**Your task**
Wherever the word "think" appears in the entries, copy the whole line.

**Records supplied**
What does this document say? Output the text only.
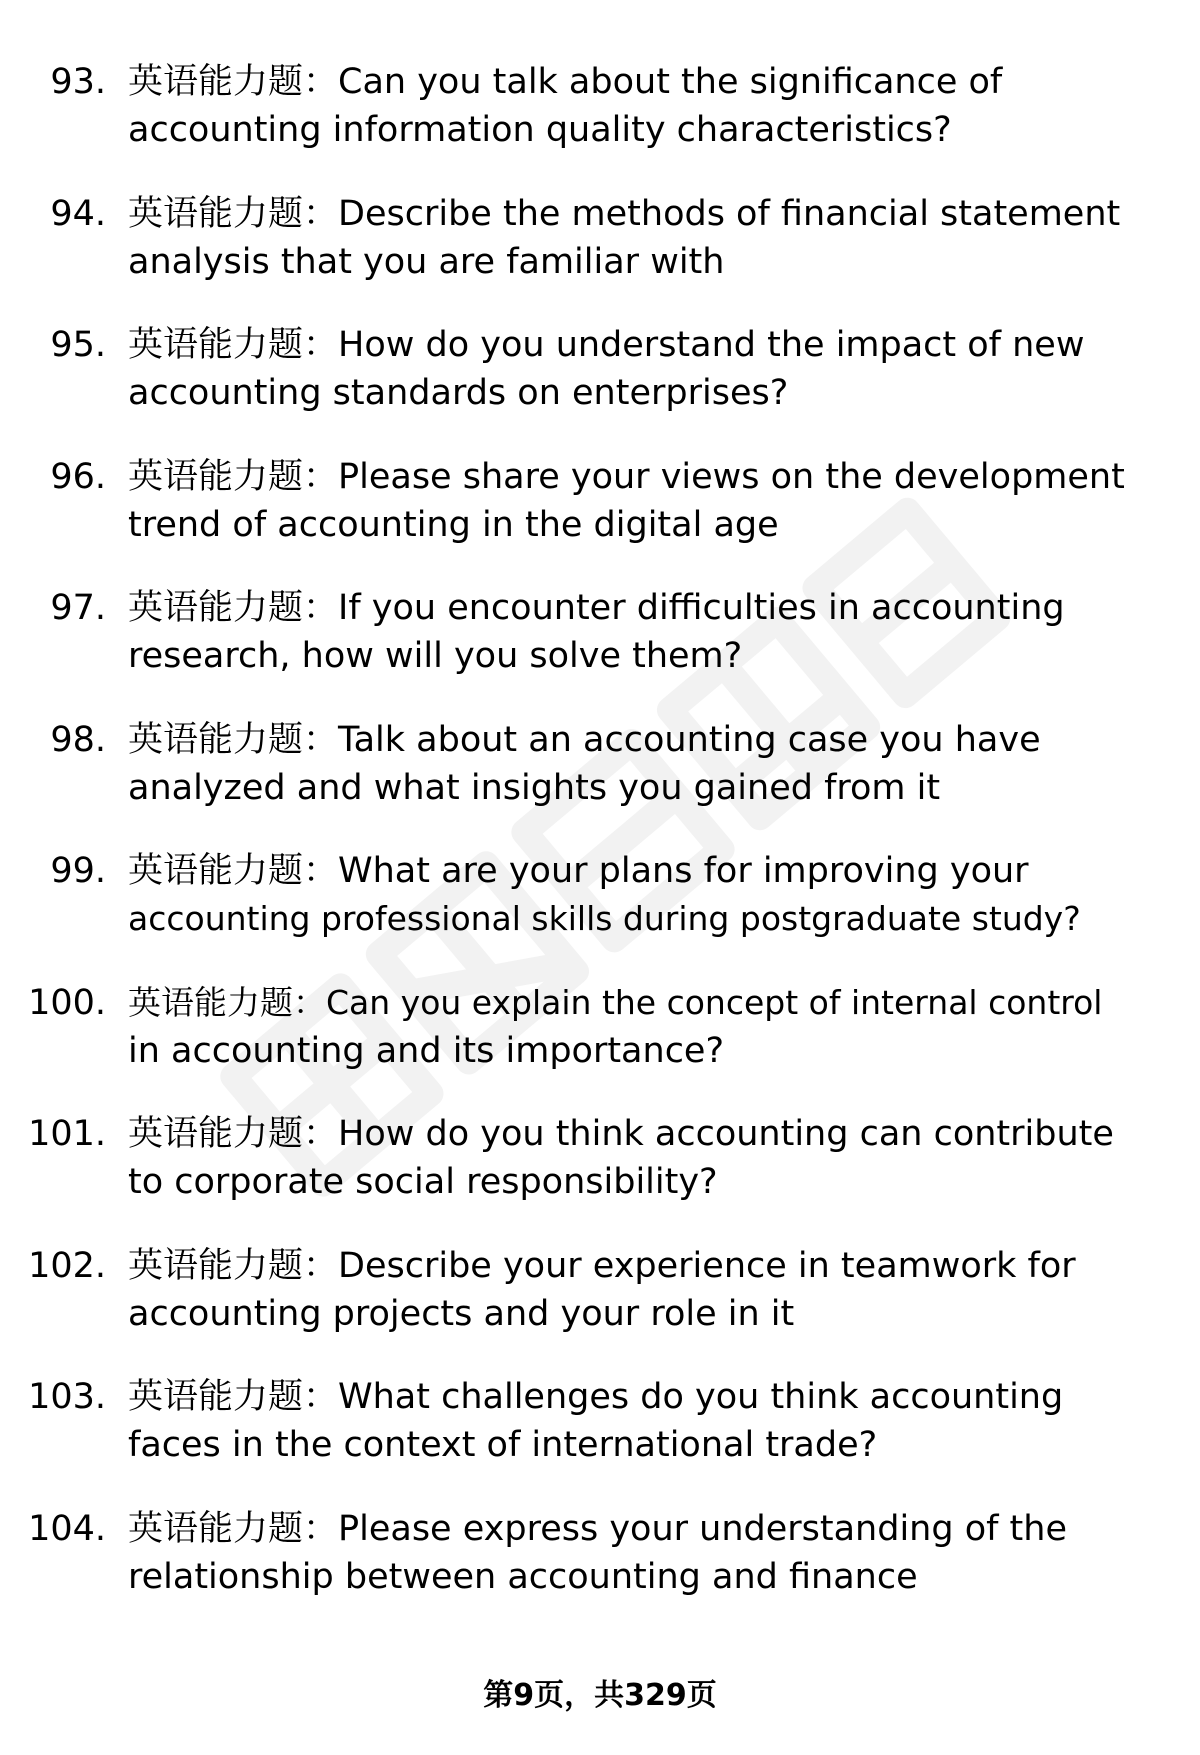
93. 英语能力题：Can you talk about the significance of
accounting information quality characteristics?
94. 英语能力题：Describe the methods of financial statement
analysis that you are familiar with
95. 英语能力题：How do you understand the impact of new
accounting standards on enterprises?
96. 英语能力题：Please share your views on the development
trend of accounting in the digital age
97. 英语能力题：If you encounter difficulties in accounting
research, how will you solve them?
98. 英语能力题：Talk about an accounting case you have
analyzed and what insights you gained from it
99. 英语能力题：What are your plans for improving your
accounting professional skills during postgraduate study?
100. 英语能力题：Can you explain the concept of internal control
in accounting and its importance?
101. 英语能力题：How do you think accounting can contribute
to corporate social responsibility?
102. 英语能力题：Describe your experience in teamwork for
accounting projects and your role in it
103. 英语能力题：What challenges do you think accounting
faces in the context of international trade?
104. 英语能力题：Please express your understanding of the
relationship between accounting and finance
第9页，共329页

**Task answer**
101. 英语能力题：How do you think accounting can contribute
103. 英语能力题：What challenges do you think accounting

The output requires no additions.